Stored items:
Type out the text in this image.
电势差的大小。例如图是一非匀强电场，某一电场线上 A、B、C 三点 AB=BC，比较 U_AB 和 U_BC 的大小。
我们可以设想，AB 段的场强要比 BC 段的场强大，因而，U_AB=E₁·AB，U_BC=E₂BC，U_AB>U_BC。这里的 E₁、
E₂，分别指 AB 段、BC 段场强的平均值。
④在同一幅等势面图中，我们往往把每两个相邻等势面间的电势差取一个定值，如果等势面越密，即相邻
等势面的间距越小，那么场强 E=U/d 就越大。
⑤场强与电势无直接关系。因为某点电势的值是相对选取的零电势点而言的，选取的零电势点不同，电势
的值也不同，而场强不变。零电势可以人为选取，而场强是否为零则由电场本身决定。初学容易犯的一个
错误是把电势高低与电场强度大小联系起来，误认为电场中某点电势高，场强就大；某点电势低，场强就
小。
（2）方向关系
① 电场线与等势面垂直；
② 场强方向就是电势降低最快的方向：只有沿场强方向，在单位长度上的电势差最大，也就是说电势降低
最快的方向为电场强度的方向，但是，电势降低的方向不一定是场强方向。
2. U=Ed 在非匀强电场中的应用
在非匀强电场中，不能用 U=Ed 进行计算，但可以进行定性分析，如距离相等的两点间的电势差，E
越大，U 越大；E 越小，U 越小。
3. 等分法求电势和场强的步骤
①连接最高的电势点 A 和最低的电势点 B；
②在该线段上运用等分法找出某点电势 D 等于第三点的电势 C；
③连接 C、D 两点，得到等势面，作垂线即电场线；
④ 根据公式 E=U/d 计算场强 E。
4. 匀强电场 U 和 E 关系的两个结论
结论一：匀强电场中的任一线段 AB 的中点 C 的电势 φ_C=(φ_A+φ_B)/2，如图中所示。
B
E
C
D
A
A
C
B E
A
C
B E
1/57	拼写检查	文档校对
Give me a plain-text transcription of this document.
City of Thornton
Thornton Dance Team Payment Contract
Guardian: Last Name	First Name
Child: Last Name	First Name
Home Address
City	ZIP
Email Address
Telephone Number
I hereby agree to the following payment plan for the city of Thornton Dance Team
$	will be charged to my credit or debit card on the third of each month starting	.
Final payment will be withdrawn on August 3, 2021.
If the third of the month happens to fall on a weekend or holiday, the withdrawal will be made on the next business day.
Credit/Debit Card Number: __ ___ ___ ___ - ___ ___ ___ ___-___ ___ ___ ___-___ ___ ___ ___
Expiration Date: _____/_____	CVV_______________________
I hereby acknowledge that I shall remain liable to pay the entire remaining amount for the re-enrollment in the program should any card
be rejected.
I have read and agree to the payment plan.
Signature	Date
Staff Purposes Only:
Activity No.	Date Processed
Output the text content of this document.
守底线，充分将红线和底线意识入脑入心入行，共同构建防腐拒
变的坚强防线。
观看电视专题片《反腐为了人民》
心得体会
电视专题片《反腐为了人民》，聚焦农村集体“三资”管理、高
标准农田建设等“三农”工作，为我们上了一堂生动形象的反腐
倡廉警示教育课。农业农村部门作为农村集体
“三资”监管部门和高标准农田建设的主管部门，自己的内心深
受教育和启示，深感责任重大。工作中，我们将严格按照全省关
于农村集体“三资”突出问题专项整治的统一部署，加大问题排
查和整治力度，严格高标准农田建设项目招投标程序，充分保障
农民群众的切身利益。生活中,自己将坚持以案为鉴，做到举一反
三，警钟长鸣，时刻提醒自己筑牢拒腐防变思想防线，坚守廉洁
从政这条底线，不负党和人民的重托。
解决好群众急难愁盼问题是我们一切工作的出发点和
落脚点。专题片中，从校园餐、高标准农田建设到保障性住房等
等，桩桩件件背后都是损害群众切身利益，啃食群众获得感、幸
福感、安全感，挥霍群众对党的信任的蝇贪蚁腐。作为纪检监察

(Problem description): Identify each line holding the string "plan", and copy it out.

(The reply):
I hereby agree to the following payment plan for the city of Thornton Dance Team
I have read and agree to the payment plan.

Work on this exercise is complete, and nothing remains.